● **AIM OF THE EXERCISE**:
Scan the data below. Pull out each line where "this" occurs.

+---+

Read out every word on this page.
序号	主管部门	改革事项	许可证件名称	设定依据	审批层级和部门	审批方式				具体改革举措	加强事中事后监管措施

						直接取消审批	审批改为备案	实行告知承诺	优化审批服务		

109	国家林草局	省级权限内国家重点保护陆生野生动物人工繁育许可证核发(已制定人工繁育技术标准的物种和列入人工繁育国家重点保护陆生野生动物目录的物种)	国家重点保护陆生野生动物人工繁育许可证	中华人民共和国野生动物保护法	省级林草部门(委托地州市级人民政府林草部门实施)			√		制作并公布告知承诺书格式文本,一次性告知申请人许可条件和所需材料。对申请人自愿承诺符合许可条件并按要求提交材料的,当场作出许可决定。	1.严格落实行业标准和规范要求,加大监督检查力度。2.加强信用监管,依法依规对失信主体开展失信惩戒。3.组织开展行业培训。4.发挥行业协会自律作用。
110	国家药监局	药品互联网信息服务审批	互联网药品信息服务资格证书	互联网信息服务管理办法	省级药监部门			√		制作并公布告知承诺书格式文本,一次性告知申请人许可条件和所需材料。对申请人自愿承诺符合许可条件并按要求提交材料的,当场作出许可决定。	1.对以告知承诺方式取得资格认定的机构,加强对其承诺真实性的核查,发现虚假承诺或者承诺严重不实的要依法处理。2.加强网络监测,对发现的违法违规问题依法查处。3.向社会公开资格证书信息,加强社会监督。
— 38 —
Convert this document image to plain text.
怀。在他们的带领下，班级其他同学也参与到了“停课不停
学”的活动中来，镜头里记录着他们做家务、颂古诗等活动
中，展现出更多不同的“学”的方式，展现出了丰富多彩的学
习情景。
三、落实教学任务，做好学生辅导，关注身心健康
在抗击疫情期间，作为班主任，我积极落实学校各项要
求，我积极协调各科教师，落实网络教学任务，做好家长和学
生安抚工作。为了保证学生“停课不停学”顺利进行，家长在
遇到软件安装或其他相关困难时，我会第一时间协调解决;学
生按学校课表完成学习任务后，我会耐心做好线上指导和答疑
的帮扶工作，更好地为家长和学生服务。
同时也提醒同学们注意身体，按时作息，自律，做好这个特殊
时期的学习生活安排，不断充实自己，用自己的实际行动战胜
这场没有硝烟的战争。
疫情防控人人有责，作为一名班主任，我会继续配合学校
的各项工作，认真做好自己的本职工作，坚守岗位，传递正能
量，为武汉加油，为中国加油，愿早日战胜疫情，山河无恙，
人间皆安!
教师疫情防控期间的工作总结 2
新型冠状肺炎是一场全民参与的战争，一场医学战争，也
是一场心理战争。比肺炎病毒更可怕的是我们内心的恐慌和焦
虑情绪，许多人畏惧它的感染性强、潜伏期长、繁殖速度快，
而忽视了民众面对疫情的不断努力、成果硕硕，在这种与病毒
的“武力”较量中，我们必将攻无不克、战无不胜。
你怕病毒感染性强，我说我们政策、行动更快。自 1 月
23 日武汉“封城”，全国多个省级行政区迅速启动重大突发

+---+

● **FINISHED ANSWER**:
Read out every word on this page.
Convert this document image to plain text.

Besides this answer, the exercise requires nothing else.